* What you will do:
Select from the records below every line that has the word "mtgstocks" in it.

Figure dataset records
● ● ● ● ●

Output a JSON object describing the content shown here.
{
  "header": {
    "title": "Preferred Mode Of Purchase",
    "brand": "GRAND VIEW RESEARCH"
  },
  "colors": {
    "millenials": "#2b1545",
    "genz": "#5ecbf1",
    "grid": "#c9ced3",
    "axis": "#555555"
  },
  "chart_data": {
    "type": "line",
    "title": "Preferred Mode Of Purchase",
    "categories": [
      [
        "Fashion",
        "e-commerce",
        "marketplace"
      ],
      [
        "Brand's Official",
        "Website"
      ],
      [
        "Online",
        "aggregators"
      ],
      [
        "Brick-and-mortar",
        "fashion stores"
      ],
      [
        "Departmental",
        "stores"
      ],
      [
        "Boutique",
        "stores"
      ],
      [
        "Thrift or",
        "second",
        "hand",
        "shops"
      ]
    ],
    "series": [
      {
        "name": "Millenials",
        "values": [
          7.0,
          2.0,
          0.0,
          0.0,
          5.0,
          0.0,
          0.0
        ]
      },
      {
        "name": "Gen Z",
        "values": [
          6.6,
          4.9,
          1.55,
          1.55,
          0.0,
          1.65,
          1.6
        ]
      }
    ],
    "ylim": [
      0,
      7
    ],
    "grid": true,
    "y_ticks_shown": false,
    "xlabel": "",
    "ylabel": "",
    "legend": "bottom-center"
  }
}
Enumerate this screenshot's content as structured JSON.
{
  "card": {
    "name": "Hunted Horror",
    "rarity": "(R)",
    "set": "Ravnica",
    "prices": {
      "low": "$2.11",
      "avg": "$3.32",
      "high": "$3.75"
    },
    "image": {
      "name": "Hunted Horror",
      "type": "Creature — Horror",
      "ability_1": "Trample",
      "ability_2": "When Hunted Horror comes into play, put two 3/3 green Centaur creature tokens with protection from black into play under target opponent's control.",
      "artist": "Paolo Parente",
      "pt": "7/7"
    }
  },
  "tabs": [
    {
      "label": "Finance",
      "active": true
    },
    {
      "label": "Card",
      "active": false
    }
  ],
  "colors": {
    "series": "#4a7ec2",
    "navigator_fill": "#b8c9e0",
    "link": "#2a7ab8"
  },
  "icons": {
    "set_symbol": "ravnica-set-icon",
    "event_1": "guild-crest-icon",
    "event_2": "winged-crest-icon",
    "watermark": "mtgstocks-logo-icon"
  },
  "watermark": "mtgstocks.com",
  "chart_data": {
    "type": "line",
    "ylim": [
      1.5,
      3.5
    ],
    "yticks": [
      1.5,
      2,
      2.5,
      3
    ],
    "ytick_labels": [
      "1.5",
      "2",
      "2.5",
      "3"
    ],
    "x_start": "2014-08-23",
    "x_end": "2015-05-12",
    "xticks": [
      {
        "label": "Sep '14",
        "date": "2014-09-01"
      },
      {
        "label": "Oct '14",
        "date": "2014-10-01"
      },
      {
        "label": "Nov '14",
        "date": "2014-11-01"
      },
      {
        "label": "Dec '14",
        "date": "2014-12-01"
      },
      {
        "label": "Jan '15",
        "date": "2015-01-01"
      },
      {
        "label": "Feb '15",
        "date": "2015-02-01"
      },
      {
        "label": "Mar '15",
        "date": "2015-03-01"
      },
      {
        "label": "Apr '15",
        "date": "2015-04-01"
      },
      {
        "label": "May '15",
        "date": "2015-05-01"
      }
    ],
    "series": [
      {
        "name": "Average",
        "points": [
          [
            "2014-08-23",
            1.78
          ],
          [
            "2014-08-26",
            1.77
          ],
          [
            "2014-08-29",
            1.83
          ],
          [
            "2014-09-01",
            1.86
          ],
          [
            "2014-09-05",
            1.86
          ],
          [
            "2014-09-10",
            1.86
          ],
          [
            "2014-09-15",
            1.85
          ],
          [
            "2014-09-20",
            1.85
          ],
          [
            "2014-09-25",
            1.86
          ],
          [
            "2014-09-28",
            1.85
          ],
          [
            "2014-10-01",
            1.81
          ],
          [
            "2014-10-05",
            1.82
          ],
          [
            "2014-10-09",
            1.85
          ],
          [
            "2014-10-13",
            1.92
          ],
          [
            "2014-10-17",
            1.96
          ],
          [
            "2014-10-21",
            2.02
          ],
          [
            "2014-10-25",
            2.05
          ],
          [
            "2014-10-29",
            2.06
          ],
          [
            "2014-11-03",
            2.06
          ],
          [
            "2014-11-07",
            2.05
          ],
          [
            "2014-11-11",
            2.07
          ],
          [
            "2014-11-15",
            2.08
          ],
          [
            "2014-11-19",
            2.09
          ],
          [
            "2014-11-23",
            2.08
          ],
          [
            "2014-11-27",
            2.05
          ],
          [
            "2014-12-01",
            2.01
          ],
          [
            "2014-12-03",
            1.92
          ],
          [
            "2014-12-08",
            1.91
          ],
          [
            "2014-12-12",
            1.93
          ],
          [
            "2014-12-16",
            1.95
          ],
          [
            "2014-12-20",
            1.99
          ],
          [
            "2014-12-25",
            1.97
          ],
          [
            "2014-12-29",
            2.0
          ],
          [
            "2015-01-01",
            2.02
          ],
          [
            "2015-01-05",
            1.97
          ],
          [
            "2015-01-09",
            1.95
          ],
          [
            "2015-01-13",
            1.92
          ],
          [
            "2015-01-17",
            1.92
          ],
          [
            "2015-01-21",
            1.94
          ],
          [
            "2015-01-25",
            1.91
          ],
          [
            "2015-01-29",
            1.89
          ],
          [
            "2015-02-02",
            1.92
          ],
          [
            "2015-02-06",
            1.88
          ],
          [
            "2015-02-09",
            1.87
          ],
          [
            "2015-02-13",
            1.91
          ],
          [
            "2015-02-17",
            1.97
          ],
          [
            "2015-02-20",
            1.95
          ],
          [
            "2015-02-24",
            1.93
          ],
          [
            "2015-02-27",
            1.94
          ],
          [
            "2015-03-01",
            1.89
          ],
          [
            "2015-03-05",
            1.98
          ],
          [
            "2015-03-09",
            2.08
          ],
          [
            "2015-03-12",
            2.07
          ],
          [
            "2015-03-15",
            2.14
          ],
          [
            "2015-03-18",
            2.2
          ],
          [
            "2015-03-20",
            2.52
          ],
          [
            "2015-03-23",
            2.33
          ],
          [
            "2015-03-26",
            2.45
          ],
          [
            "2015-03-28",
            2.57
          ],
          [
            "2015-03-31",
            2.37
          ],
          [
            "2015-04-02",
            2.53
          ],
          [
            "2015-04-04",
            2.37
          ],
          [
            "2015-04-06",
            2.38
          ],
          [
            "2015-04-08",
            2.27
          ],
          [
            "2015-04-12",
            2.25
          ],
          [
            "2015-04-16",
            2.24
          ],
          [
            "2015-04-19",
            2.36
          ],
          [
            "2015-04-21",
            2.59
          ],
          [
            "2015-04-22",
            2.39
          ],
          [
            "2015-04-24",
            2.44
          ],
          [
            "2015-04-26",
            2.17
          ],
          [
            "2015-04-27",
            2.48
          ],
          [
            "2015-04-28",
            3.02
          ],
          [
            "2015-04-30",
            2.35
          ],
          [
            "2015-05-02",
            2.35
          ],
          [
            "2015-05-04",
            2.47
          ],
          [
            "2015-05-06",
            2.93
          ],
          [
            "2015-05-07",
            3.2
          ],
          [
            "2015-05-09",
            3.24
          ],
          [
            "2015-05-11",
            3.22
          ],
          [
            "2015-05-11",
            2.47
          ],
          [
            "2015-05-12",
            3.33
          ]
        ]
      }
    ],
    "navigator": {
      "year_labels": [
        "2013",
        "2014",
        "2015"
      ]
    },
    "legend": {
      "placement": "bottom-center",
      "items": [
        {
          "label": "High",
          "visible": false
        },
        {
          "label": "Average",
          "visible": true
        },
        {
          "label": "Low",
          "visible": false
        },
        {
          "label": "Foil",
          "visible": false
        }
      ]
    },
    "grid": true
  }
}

● ● ● ● ●

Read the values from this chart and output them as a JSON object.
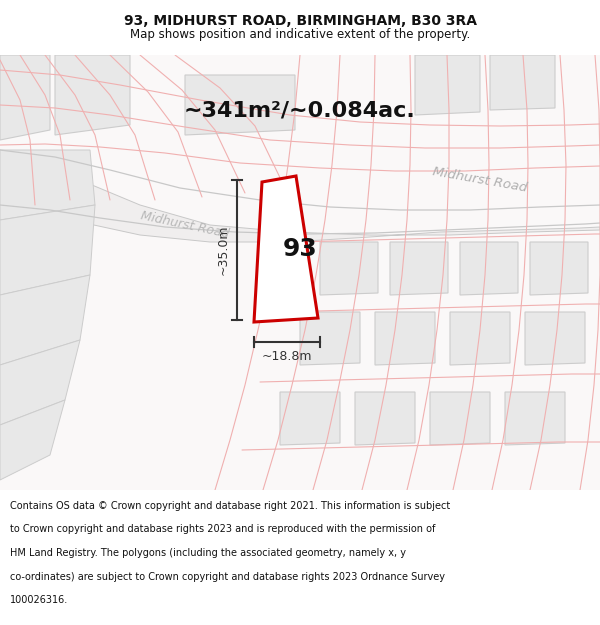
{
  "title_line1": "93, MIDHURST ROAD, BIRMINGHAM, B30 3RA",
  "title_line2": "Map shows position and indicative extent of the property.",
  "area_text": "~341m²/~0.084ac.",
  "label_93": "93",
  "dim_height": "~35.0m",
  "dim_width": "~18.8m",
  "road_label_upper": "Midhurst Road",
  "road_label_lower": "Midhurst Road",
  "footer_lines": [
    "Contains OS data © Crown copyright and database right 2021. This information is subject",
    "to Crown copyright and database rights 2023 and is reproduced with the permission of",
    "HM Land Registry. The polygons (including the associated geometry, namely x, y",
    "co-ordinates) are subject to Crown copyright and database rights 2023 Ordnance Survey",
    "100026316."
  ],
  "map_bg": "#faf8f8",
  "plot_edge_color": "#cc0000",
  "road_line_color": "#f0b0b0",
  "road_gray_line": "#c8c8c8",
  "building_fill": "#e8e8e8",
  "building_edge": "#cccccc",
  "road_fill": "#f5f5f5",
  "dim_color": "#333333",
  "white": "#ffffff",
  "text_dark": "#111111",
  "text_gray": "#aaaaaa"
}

● ● ● ● ●

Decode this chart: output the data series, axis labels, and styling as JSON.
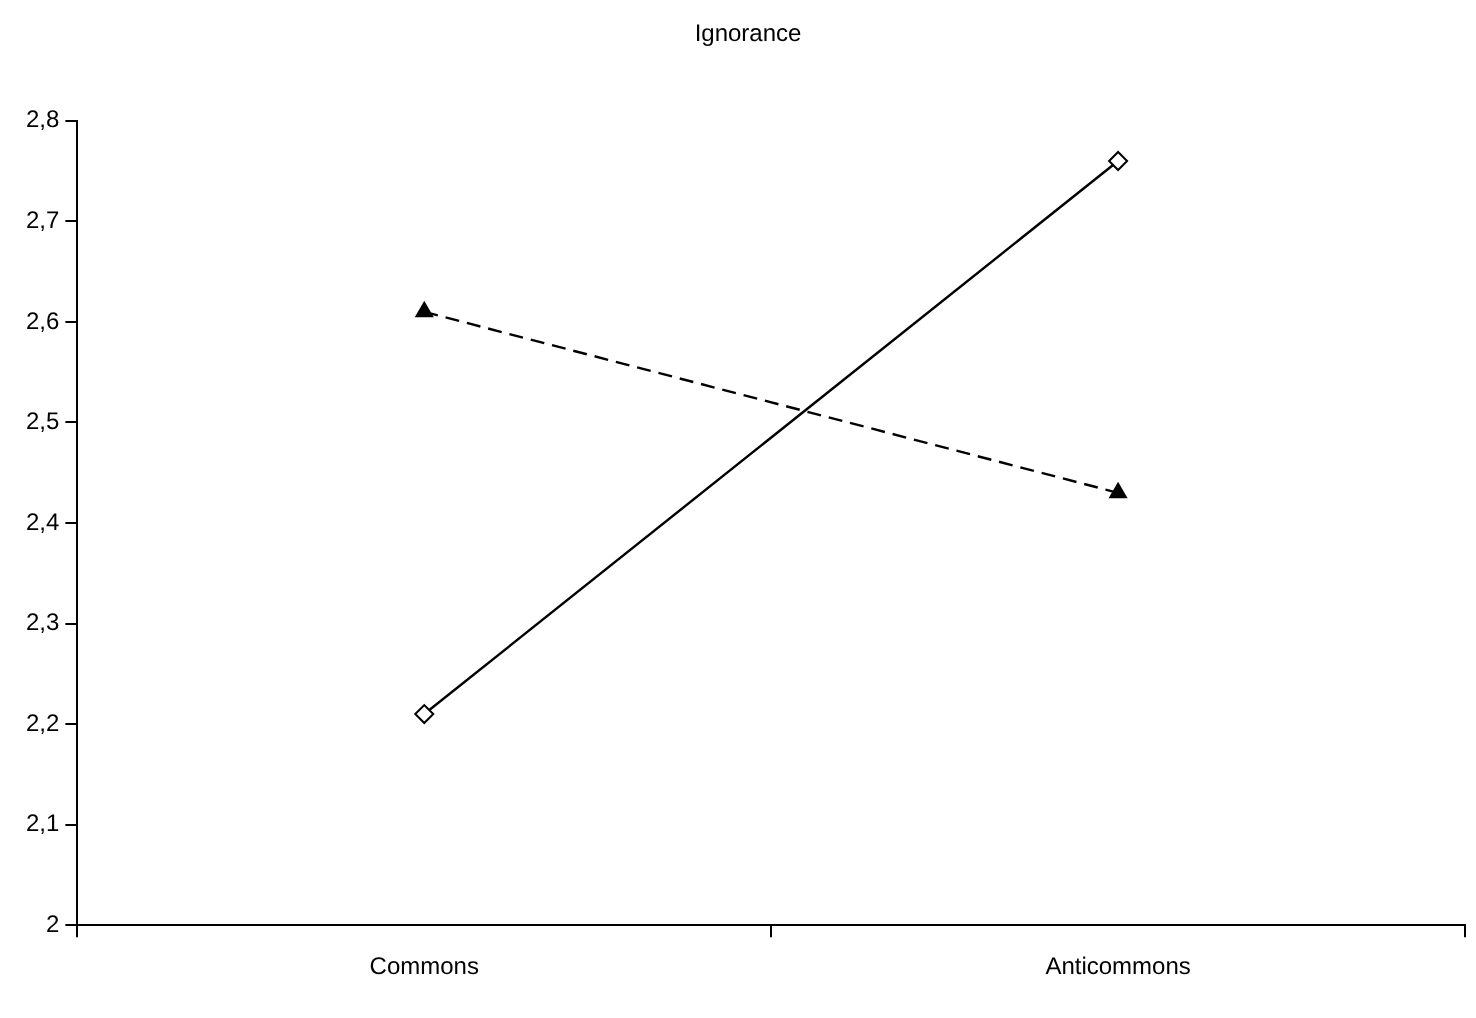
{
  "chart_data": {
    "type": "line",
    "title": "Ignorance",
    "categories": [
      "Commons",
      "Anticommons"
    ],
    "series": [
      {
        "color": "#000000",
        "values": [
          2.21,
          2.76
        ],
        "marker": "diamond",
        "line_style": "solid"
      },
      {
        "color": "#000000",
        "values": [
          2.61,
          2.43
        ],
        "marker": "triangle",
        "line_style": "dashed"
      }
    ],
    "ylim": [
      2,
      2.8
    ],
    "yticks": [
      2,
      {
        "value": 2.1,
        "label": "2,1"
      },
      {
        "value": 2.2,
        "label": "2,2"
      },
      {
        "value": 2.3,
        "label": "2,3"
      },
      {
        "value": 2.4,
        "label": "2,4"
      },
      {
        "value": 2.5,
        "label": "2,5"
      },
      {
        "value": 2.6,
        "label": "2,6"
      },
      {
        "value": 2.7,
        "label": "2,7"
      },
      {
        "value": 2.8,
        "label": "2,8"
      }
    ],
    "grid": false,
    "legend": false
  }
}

● ● ● ● ●

* Exercise output:
    "watermark": "mtgstocks-logo-icon"
  "watermark": "mtgstocks.com",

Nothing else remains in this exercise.